**Requirements:**
Each line that holds the word "县人民医院院内" counts once. Give the total number of such lines and nothing else.

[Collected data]
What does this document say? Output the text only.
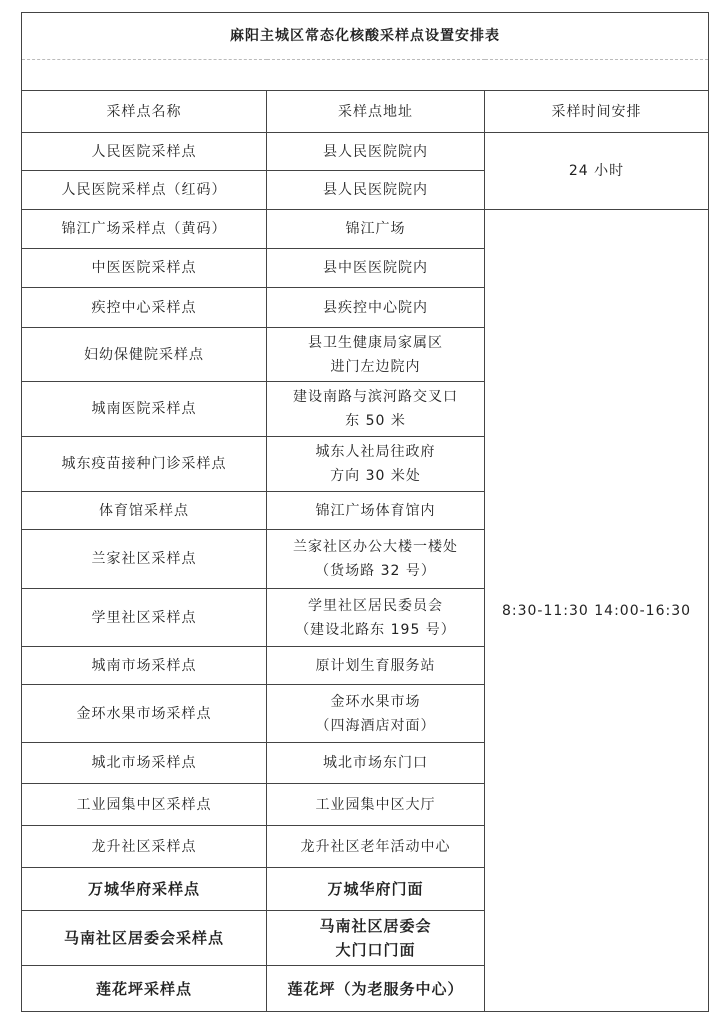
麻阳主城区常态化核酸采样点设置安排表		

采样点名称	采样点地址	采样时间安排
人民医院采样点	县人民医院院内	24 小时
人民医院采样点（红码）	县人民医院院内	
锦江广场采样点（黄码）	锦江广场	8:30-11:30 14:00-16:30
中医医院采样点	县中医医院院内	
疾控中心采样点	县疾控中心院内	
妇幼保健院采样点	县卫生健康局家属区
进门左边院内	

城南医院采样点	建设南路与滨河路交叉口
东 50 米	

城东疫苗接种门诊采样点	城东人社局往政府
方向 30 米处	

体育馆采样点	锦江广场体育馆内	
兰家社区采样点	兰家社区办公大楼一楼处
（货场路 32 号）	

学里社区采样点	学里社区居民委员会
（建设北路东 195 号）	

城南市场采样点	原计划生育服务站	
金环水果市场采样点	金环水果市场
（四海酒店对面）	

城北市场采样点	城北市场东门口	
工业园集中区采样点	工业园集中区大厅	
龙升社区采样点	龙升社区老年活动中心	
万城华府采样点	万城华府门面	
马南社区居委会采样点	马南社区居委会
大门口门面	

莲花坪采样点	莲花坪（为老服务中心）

**The result:**
2